• _Task_: Repeat, exactly and completely, the entries shown underneath.

• _Input records_:
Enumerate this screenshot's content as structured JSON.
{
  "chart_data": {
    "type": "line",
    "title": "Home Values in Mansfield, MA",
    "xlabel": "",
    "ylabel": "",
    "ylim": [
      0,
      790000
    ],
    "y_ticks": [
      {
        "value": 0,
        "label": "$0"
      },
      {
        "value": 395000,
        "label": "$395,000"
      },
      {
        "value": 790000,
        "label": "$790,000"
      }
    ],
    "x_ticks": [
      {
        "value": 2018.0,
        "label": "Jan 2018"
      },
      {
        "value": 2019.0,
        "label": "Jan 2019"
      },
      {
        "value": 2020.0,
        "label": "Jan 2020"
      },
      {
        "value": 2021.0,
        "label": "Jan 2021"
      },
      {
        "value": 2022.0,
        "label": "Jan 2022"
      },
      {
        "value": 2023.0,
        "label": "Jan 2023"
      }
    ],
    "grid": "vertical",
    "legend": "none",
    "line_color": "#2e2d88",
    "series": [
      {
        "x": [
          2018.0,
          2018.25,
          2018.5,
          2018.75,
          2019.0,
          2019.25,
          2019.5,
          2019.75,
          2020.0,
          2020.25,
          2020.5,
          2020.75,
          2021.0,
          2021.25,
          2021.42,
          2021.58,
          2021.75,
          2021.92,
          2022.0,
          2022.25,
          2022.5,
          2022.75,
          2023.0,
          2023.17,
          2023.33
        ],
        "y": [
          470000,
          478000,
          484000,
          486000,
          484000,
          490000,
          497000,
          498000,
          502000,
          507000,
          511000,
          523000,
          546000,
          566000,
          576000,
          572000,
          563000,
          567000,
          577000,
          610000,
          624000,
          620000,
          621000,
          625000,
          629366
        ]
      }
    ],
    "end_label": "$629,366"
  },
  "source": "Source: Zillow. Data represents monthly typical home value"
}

• _Final answer_:
Enumerate this screenshot's content as structured JSON.
{
  "chart_data": {
    "type": "line",
    "title": "Home Values in Mansfield, MA",
    "xlabel": "",
    "ylabel": "",
    "ylim": [
      0,
      790000
    ],
    "y_ticks": [
      {
        "value": 0,
        "label": "$0"
      },
      {
        "value": 395000,
        "label": "$395,000"
      },
      {
        "value": 790000,
        "label": "$790,000"
      }
    ],
    "x_ticks": [
      {
        "value": 2018.0,
        "label": "Jan 2018"
      },
      {
        "value": 2019.0,
        "label": "Jan 2019"
      },
      {
        "value": 2020.0,
        "label": "Jan 2020"
      },
      {
        "value": 2021.0,
        "label": "Jan 2021"
      },
      {
        "value": 2022.0,
        "label": "Jan 2022"
      },
      {
        "value": 2023.0,
        "label": "Jan 2023"
      }
    ],
    "grid": "vertical",
    "legend": "none",
    "line_color": "#2e2d88",
    "series": [
      {
        "x": [
          2018.0,
          2018.25,
          2018.5,
          2018.75,
          2019.0,
          2019.25,
          2019.5,
          2019.75,
          2020.0,
          2020.25,
          2020.5,
          2020.75,
          2021.0,
          2021.25,
          2021.42,
          2021.58,
          2021.75,
          2021.92,
          2022.0,
          2022.25,
          2022.5,
          2022.75,
          2023.0,
          2023.17,
          2023.33
        ],
        "y": [
          470000,
          478000,
          484000,
          486000,
          484000,
          490000,
          497000,
          498000,
          502000,
          507000,
          511000,
          523000,
          546000,
          566000,
          576000,
          572000,
          563000,
          567000,
          577000,
          610000,
          624000,
          620000,
          621000,
          625000,
          629366
        ]
      }
    ],
    "end_label": "$629,366"
  },
  "source": "Source: Zillow. Data represents monthly typical home value"
}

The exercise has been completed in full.